= Task =
The data below must be copied in full and without any change.

═══ Records provided

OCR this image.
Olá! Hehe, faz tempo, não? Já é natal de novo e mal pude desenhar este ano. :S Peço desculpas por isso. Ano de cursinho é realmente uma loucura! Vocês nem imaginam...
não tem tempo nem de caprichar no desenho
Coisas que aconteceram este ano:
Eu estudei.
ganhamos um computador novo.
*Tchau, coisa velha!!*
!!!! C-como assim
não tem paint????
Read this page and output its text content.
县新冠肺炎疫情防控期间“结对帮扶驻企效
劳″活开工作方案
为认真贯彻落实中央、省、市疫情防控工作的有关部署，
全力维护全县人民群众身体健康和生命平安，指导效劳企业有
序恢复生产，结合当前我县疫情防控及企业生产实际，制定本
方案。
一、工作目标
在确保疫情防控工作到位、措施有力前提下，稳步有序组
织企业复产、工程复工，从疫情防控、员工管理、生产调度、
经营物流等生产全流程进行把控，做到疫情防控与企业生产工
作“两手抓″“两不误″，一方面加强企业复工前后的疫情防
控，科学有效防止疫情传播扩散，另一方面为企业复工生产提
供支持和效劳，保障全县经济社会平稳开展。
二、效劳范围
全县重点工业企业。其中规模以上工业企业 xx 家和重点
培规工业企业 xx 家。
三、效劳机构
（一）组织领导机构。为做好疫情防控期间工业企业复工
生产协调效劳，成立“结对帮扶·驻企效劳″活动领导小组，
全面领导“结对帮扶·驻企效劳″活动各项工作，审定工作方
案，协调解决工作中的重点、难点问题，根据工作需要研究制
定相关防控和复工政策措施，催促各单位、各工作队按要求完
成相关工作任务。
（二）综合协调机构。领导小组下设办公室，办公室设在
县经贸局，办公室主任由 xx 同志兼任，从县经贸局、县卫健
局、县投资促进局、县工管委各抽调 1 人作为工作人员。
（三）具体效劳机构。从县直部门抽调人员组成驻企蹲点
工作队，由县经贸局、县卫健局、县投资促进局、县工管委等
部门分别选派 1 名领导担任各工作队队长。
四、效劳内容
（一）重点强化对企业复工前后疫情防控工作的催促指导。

══════

= Result of the exercise =
OCR this image.
Olá! Hehe, faz tempo, não? Já é natal de novo e mal pude desenhar este ano. :S Peço desculpas por isso. Ano de cursinho é realmente uma loucura! Vocês nem imaginam...
não tem tempo nem de caprichar no desenho
Coisas que aconteceram este ano:
Eu estudei.
ganhamos um computador novo.
*Tchau, coisa velha!!*
!!!! C-como assim
não tem paint????
Read this page and output its text content.
县新冠肺炎疫情防控期间“结对帮扶驻企效
劳″活开工作方案
为认真贯彻落实中央、省、市疫情防控工作的有关部署，
全力维护全县人民群众身体健康和生命平安，指导效劳企业有
序恢复生产，结合当前我县疫情防控及企业生产实际，制定本
方案。
一、工作目标
在确保疫情防控工作到位、措施有力前提下，稳步有序组
织企业复产、工程复工，从疫情防控、员工管理、生产调度、
经营物流等生产全流程进行把控，做到疫情防控与企业生产工
作“两手抓″“两不误″，一方面加强企业复工前后的疫情防
控，科学有效防止疫情传播扩散，另一方面为企业复工生产提
供支持和效劳，保障全县经济社会平稳开展。
二、效劳范围
全县重点工业企业。其中规模以上工业企业 xx 家和重点
培规工业企业 xx 家。
三、效劳机构
（一）组织领导机构。为做好疫情防控期间工业企业复工
生产协调效劳，成立“结对帮扶·驻企效劳″活动领导小组，
全面领导“结对帮扶·驻企效劳″活动各项工作，审定工作方
案，协调解决工作中的重点、难点问题，根据工作需要研究制
定相关防控和复工政策措施，催促各单位、各工作队按要求完
成相关工作任务。
（二）综合协调机构。领导小组下设办公室，办公室设在
县经贸局，办公室主任由 xx 同志兼任，从县经贸局、县卫健
局、县投资促进局、县工管委各抽调 1 人作为工作人员。
（三）具体效劳机构。从县直部门抽调人员组成驻企蹲点
工作队，由县经贸局、县卫健局、县投资促进局、县工管委等
部门分别选派 1 名领导担任各工作队队长。
四、效劳内容
（一）重点强化对企业复工前后疫情防控工作的催促指导。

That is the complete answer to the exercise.